● Goal of the exercise
Provide an exact reproduction of every entry.

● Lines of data

****************

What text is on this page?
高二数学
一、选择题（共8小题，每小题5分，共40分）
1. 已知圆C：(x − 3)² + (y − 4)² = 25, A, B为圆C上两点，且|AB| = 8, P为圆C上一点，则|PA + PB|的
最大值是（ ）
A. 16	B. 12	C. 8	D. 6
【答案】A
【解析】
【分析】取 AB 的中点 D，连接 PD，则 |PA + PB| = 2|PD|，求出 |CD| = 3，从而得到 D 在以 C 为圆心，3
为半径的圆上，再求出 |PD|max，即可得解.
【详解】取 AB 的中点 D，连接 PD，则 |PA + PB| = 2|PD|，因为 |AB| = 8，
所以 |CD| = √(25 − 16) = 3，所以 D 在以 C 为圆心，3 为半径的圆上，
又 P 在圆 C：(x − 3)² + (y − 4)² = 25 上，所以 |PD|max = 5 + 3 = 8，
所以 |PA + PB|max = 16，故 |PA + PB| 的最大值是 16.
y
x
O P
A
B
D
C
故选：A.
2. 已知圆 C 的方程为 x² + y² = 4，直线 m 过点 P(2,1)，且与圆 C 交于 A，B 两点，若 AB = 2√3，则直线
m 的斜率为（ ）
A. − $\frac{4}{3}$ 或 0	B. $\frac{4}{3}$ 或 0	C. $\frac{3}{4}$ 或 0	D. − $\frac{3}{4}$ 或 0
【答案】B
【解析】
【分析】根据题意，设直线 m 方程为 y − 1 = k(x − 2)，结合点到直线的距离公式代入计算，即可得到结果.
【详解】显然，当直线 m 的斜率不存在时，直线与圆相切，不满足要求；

****************

● Finished task
What text is on this page?
高二数学
一、选择题（共8小题，每小题5分，共40分）
1. 已知圆C：(x − 3)² + (y − 4)² = 25, A, B为圆C上两点，且|AB| = 8, P为圆C上一点，则|PA + PB|的
最大值是（ ）
A. 16	B. 12	C. 8	D. 6
【答案】A
【解析】
【分析】取 AB 的中点 D，连接 PD，则 |PA + PB| = 2|PD|，求出 |CD| = 3，从而得到 D 在以 C 为圆心，3
为半径的圆上，再求出 |PD|max，即可得解.
【详解】取 AB 的中点 D，连接 PD，则 |PA + PB| = 2|PD|，因为 |AB| = 8，
所以 |CD| = √(25 − 16) = 3，所以 D 在以 C 为圆心，3 为半径的圆上，
又 P 在圆 C：(x − 3)² + (y − 4)² = 25 上，所以 |PD|max = 5 + 3 = 8，
所以 |PA + PB|max = 16，故 |PA + PB| 的最大值是 16.
y
x
O P
A
B
D
C
故选：A.
2. 已知圆 C 的方程为 x² + y² = 4，直线 m 过点 P(2,1)，且与圆 C 交于 A，B 两点，若 AB = 2√3，则直线
m 的斜率为（ ）
A. − $\frac{4}{3}$ 或 0	B. $\frac{4}{3}$ 或 0	C. $\frac{3}{4}$ 或 0	D. − $\frac{3}{4}$ 或 0
【答案】B
【解析】
【分析】根据题意，设直线 m 方程为 y − 1 = k(x − 2)，结合点到直线的距离公式代入计算，即可得到结果.
【详解】显然，当直线 m 的斜率不存在时，直线与圆相切，不满足要求；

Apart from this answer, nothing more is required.